[Start DATA SHOWN]
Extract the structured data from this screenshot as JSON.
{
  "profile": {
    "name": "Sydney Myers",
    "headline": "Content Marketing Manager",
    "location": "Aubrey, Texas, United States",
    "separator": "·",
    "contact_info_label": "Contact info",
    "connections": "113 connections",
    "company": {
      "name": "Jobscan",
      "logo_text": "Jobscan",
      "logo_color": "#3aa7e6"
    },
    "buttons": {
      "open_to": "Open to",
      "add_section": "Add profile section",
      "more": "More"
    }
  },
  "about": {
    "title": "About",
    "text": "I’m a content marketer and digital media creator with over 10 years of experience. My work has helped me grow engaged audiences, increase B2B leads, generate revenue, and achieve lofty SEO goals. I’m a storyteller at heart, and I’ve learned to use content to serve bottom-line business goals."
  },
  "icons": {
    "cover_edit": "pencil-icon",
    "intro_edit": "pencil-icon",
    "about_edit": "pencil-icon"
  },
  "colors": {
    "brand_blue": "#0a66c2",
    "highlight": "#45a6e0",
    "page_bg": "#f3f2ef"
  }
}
[End DATA SHOWN]
-- AIM OF THE EXERCISE --
Reproduce each entry exactly, leaving out nothing.

-- SOLUTION TO THIS TASK --
Extract the structured data from this screenshot as JSON.
{
  "profile": {
    "name": "Sydney Myers",
    "headline": "Content Marketing Manager",
    "location": "Aubrey, Texas, United States",
    "separator": "·",
    "contact_info_label": "Contact info",
    "connections": "113 connections",
    "company": {
      "name": "Jobscan",
      "logo_text": "Jobscan",
      "logo_color": "#3aa7e6"
    },
    "buttons": {
      "open_to": "Open to",
      "add_section": "Add profile section",
      "more": "More"
    }
  },
  "about": {
    "title": "About",
    "text": "I’m a content marketer and digital media creator with over 10 years of experience. My work has helped me grow engaged audiences, increase B2B leads, generate revenue, and achieve lofty SEO goals. I’m a storyteller at heart, and I’ve learned to use content to serve bottom-line business goals."
  },
  "icons": {
    "cover_edit": "pencil-icon",
    "intro_edit": "pencil-icon",
    "about_edit": "pencil-icon"
  },
  "colors": {
    "brand_blue": "#0a66c2",
    "highlight": "#45a6e0",
    "page_bg": "#f3f2ef"
  }
}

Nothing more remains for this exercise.